Lay out every line of the material below as a numbered list, leaving out blank lines. Don't include the pictures in your answer.

### Records ###

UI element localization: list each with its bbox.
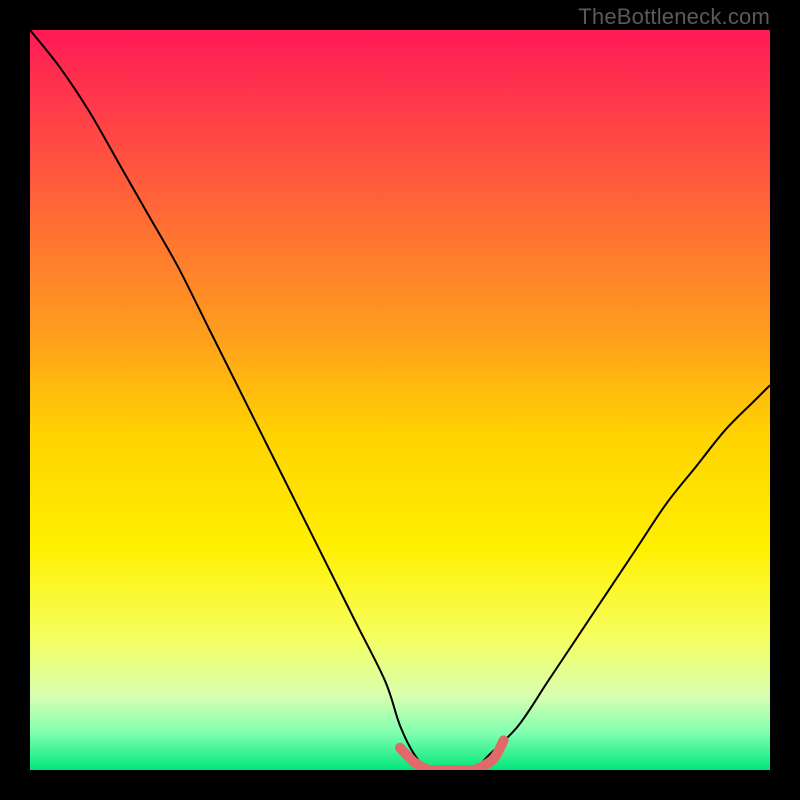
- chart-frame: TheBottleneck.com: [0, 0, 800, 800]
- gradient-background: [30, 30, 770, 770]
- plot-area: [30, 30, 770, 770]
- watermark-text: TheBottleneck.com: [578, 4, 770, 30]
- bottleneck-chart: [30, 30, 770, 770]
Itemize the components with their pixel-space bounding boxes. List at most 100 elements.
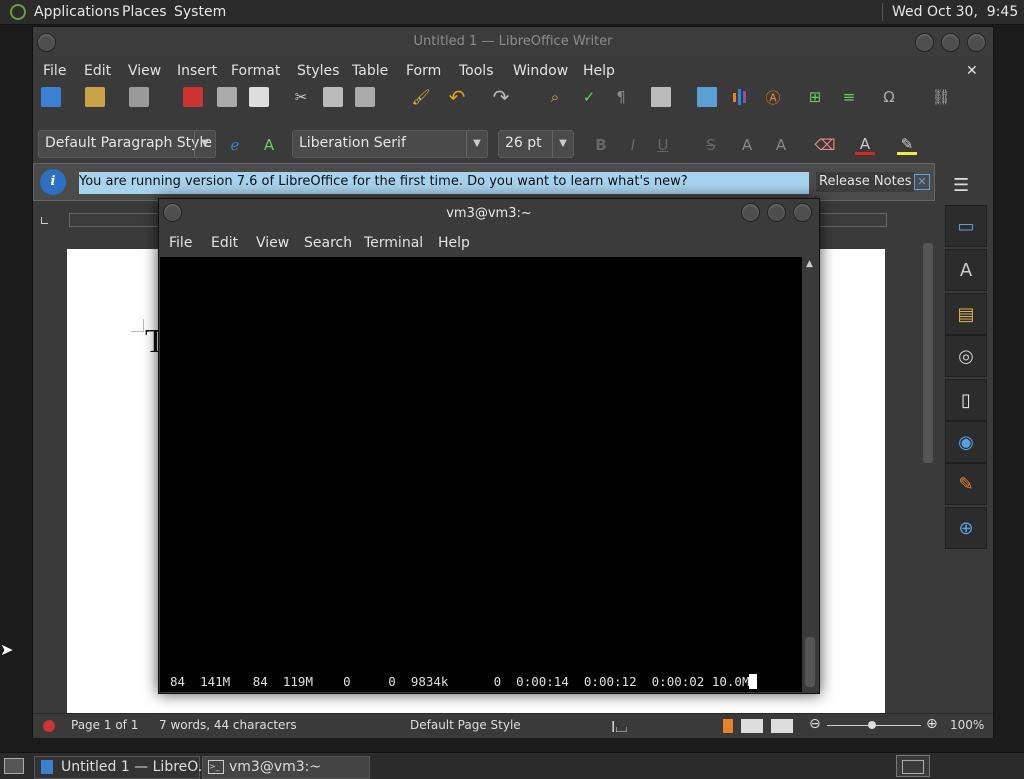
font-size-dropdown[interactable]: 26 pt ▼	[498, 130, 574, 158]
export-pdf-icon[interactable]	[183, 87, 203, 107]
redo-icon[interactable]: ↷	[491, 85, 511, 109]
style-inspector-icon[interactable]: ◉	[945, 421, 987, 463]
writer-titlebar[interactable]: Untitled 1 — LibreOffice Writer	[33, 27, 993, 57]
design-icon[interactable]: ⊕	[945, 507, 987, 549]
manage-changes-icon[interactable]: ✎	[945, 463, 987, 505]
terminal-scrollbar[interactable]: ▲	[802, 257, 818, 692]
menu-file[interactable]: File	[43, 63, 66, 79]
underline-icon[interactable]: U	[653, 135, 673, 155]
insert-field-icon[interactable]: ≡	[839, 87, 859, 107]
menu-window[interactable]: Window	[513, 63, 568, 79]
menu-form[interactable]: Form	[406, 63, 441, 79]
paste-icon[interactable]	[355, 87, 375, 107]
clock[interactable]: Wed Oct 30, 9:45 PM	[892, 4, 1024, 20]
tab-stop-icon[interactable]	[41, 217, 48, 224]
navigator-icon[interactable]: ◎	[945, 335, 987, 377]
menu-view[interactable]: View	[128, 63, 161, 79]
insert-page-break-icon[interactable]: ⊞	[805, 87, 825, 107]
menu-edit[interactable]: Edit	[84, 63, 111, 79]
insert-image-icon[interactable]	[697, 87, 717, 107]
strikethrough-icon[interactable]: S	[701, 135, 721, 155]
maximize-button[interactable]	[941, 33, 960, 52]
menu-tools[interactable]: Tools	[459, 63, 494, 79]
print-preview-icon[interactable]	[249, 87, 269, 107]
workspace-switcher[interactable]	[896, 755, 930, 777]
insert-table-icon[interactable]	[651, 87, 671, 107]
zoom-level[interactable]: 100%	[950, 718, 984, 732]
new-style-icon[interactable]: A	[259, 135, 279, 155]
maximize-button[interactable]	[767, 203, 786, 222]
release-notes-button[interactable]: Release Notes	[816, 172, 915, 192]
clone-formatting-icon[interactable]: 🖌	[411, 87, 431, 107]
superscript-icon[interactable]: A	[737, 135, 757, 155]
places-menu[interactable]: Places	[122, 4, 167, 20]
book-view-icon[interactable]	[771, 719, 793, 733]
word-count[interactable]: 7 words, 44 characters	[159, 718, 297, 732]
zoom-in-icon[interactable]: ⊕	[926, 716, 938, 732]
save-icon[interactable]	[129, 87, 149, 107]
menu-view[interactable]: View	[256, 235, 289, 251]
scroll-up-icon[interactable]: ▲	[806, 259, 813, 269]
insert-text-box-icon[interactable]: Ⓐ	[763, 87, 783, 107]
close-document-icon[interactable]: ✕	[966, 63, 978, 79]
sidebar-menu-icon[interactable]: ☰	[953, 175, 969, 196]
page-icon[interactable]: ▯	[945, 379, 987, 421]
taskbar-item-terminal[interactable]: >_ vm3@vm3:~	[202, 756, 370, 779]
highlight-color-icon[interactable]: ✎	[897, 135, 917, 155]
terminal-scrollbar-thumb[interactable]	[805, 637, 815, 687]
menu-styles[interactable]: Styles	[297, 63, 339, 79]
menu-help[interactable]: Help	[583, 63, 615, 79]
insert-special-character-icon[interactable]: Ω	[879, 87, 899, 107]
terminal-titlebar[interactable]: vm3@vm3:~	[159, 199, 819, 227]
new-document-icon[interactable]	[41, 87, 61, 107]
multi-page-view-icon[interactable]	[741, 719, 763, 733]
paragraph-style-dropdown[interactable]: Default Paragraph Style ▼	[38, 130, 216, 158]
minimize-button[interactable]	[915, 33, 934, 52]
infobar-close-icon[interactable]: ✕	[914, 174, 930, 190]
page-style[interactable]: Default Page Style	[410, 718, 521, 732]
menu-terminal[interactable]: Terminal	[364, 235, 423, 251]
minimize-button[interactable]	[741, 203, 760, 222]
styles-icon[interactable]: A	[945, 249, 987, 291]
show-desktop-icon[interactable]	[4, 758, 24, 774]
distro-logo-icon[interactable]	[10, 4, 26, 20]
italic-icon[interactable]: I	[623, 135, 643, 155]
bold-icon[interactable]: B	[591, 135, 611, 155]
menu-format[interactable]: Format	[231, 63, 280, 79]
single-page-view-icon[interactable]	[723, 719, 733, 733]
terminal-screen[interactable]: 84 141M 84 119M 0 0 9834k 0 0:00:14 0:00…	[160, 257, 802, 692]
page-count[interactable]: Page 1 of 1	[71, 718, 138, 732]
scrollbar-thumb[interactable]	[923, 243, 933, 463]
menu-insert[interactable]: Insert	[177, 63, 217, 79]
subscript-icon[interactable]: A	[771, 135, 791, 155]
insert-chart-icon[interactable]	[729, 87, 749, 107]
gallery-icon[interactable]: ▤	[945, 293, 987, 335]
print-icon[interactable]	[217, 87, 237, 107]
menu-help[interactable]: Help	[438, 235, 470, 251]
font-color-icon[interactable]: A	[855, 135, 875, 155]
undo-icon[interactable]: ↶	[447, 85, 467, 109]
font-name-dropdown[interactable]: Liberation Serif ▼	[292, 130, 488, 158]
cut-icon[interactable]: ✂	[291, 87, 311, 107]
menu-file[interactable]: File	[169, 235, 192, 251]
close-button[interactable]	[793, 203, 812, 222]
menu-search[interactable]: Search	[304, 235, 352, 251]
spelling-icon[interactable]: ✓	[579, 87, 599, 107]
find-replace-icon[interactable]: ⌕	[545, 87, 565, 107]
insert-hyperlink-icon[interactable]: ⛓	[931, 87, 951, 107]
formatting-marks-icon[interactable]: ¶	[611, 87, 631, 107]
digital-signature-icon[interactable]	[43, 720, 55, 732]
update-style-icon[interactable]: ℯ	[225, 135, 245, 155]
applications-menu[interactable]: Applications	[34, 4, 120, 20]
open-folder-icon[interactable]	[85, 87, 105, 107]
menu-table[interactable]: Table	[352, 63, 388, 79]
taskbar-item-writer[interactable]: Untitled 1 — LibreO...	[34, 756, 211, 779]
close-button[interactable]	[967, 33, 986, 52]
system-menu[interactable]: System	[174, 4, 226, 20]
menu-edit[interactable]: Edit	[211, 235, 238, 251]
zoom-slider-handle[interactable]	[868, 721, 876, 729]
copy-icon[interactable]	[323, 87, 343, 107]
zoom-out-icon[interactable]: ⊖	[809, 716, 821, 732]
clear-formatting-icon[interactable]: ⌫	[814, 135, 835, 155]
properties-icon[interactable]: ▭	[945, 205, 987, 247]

###

Correct response
1. UI element localization: list each with its bbox.
2. - chart-frame: TheBottleneck.com: [0, 0, 800, 800]
3. - gradient-background: [30, 30, 770, 770]
4. - plot-area: [30, 30, 770, 770]
5. - watermark-text: TheBottleneck.com: [578, 4, 770, 30]
6. - bottleneck-chart: [30, 30, 770, 770]
7. Itemize the components with their pixel-space bounding boxes. List at most 100 elements.
8. font-size-dropdown[interactable]: 26 pt ▼	[498, 130, 574, 158]
9. export-pdf-icon[interactable]	[183, 87, 203, 107]
10. redo-icon[interactable]: ↷	[491, 85, 511, 109]
11. style-inspector-icon[interactable]: ◉	[945, 421, 987, 463]
12. writer-titlebar[interactable]: Untitled 1 — LibreOffice Writer	[33, 27, 993, 57]
13. design-icon[interactable]: ⊕	[945, 507, 987, 549]
14. manage-changes-icon[interactable]: ✎	[945, 463, 987, 505]
15. terminal-scrollbar[interactable]: ▲	[802, 257, 818, 692]
16. menu-file[interactable]: File	[43, 63, 66, 79]
17. underline-icon[interactable]: U	[653, 135, 673, 155]
18. insert-field-icon[interactable]: ≡	[839, 87, 859, 107]
19. menu-window[interactable]: Window	[513, 63, 568, 79]
20. menu-form[interactable]: Form	[406, 63, 441, 79]
21. paste-icon[interactable]	[355, 87, 375, 107]
22. clock[interactable]: Wed Oct 30, 9:45 PM	[892, 4, 1024, 20]
23. tab-stop-icon[interactable]	[41, 217, 48, 224]
24. navigator-icon[interactable]: ◎	[945, 335, 987, 377]
25. menu-view[interactable]: View	[128, 63, 161, 79]
26. insert-page-break-icon[interactable]: ⊞	[805, 87, 825, 107]
27. menu-edit[interactable]: Edit	[84, 63, 111, 79]
28. insert-image-icon[interactable]	[697, 87, 717, 107]
29. strikethrough-icon[interactable]: S	[701, 135, 721, 155]
30. maximize-button[interactable]	[941, 33, 960, 52]
31. menu-tools[interactable]: Tools	[459, 63, 494, 79]
32. print-preview-icon[interactable]	[249, 87, 269, 107]
33. workspace-switcher[interactable]	[896, 755, 930, 777]
34. insert-table-icon[interactable]	[651, 87, 671, 107]
35. zoom-level[interactable]: 100%	[950, 718, 984, 732]
36. new-style-icon[interactable]: A	[259, 135, 279, 155]
37. maximize-button[interactable]	[767, 203, 786, 222]
38. release-notes-button[interactable]: Release Notes	[816, 172, 915, 192]
39. clone-formatting-icon[interactable]: 🖌	[411, 87, 431, 107]
40. superscript-icon[interactable]: A	[737, 135, 757, 155]
41. places-menu[interactable]: Places	[122, 4, 167, 20]
42. book-view-icon[interactable]	[771, 719, 793, 733]
43. word-count[interactable]: 7 words, 44 characters	[159, 718, 297, 732]
44. zoom-in-icon[interactable]: ⊕	[926, 716, 938, 732]
45. save-icon[interactable]	[129, 87, 149, 107]
46. menu-view[interactable]: View	[256, 235, 289, 251]
47. scroll-up-icon[interactable]: ▲	[806, 259, 813, 269]
48. insert-text-box-icon[interactable]: Ⓐ	[763, 87, 783, 107]
49. close-document-icon[interactable]: ✕	[966, 63, 978, 79]
50. sidebar-menu-icon[interactable]: ☰	[953, 175, 969, 196]
51. page-icon[interactable]: ▯	[945, 379, 987, 421]
52. taskbar-item-terminal[interactable]: >_ vm3@vm3:~	[202, 756, 370, 779]
53. highlight-color-icon[interactable]: ✎	[897, 135, 917, 155]
54. terminal-scrollbar-thumb[interactable]	[805, 637, 815, 687]
55. menu-styles[interactable]: Styles	[297, 63, 339, 79]
56. menu-help[interactable]: Help	[583, 63, 615, 79]
57. insert-special-character-icon[interactable]: Ω	[879, 87, 899, 107]
58. terminal-titlebar[interactable]: vm3@vm3:~	[159, 199, 819, 227]
59. new-document-icon[interactable]	[41, 87, 61, 107]
60. multi-page-view-icon[interactable]	[741, 719, 763, 733]
61. paragraph-style-dropdown[interactable]: Default Paragraph Style ▼	[38, 130, 216, 158]
62. minimize-button[interactable]	[915, 33, 934, 52]
63. infobar-close-icon[interactable]: ✕	[914, 174, 930, 190]
64. page-style[interactable]: Default Page Style	[410, 718, 521, 732]
65. menu-terminal[interactable]: Terminal	[364, 235, 423, 251]
66. minimize-button[interactable]	[741, 203, 760, 222]
67. styles-icon[interactable]: A	[945, 249, 987, 291]
68. show-desktop-icon[interactable]	[4, 758, 24, 774]
69. distro-logo-icon[interactable]	[10, 4, 26, 20]
70. italic-icon[interactable]: I	[623, 135, 643, 155]
71. bold-icon[interactable]: B	[591, 135, 611, 155]
72. menu-format[interactable]: Format	[231, 63, 280, 79]
73. single-page-view-icon[interactable]	[723, 719, 733, 733]
74. terminal-screen[interactable]: 84 141M 84 119M 0 0 9834k 0 0:00:14 0:00…	[160, 257, 802, 692]
75. page-count[interactable]: Page 1 of 1	[71, 718, 138, 732]
76. scrollbar-thumb[interactable]	[923, 243, 933, 463]
77. menu-insert[interactable]: Insert	[177, 63, 217, 79]
78. subscript-icon[interactable]: A	[771, 135, 791, 155]
79. insert-chart-icon[interactable]	[729, 87, 749, 107]
80. gallery-icon[interactable]: ▤	[945, 293, 987, 335]
81. print-icon[interactable]	[217, 87, 237, 107]
82. menu-help[interactable]: Help	[438, 235, 470, 251]
83. font-color-icon[interactable]: A	[855, 135, 875, 155]
84. undo-icon[interactable]: ↶	[447, 85, 467, 109]
85. font-name-dropdown[interactable]: Liberation Serif ▼	[292, 130, 488, 158]
86. cut-icon[interactable]: ✂	[291, 87, 311, 107]
87. menu-file[interactable]: File	[169, 235, 192, 251]
88. close-button[interactable]	[793, 203, 812, 222]
89. menu-search[interactable]: Search	[304, 235, 352, 251]
90. spelling-icon[interactable]: ✓	[579, 87, 599, 107]
91. find-replace-icon[interactable]: ⌕	[545, 87, 565, 107]
92. insert-hyperlink-icon[interactable]: ⛓	[931, 87, 951, 107]
93. formatting-marks-icon[interactable]: ¶	[611, 87, 631, 107]
94. digital-signature-icon[interactable]	[43, 720, 55, 732]
95. update-style-icon[interactable]: ℯ	[225, 135, 245, 155]
96. applications-menu[interactable]: Applications	[34, 4, 120, 20]
97. open-folder-icon[interactable]	[85, 87, 105, 107]
98. menu-table[interactable]: Table	[352, 63, 388, 79]
99. taskbar-item-writer[interactable]: Untitled 1 — LibreO...	[34, 756, 211, 779]
100. close-button[interactable]	[967, 33, 986, 52]
101. system-menu[interactable]: System	[174, 4, 226, 20]
102. menu-edit[interactable]: Edit	[211, 235, 238, 251]
103. zoom-slider-handle[interactable]	[868, 721, 876, 729]
104. copy-icon[interactable]	[323, 87, 343, 107]
105. zoom-out-icon[interactable]: ⊖	[809, 716, 821, 732]
106. clear-formatting-icon[interactable]: ⌫	[814, 135, 835, 155]
107. properties-icon[interactable]: ▭	[945, 205, 987, 247]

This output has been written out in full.